(Records contained in a dataset)

==========

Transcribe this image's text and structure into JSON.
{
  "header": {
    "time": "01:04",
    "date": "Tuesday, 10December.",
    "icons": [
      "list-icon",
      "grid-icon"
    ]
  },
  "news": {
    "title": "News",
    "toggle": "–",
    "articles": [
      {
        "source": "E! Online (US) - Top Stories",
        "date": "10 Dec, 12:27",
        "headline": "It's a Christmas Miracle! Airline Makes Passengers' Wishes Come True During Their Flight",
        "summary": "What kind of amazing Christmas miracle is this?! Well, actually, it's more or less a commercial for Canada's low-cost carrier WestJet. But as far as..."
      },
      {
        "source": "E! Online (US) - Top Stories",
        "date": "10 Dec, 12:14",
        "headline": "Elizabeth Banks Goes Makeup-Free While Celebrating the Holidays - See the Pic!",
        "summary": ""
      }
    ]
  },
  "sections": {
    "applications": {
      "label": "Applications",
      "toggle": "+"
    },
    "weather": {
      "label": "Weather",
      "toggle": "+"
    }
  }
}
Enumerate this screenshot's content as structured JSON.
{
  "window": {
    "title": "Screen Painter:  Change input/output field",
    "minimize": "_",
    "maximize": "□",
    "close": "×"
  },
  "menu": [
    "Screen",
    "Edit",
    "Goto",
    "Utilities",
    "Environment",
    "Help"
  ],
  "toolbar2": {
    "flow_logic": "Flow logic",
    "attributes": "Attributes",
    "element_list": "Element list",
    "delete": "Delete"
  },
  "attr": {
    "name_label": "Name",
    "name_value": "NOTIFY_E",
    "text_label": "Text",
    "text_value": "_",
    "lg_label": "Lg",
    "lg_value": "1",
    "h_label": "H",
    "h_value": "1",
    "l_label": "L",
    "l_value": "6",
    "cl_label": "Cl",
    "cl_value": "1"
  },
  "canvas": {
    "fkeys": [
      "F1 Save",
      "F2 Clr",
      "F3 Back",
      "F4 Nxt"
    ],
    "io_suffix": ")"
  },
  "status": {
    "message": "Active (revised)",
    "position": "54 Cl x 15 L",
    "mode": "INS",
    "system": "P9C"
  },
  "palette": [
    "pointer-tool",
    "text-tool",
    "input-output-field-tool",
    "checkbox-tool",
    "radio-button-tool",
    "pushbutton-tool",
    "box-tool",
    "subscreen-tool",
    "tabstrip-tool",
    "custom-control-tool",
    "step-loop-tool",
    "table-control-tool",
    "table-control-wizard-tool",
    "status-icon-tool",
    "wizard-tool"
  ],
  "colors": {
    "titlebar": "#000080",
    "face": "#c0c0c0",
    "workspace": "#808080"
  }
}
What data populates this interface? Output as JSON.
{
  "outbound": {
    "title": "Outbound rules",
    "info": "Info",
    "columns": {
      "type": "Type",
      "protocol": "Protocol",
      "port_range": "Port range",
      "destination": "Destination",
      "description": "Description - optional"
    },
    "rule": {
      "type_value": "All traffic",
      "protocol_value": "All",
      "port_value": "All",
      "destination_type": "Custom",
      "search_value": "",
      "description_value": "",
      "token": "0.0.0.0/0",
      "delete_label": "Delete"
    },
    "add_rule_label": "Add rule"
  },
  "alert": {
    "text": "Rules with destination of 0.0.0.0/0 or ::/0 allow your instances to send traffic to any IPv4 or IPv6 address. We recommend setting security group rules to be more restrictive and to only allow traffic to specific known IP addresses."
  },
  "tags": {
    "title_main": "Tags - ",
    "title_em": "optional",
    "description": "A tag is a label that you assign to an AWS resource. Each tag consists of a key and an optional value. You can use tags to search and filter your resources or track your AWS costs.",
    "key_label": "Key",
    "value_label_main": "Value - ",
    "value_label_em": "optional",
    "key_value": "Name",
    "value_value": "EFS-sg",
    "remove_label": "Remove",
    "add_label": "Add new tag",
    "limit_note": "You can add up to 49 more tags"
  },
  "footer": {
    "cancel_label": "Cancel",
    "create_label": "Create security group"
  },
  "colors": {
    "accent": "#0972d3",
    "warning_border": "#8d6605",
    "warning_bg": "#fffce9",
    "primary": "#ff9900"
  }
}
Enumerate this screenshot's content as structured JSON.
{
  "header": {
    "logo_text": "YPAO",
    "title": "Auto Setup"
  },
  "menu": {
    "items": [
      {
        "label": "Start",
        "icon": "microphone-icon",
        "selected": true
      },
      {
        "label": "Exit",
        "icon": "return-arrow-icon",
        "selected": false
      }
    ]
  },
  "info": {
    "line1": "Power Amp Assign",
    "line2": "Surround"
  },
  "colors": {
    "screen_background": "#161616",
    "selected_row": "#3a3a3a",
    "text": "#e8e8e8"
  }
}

==========

## Given task
Pick out the lines containing the word "wizard" and show them.

## Final result
    "table-control-wizard-tool",
    "wizard-tool"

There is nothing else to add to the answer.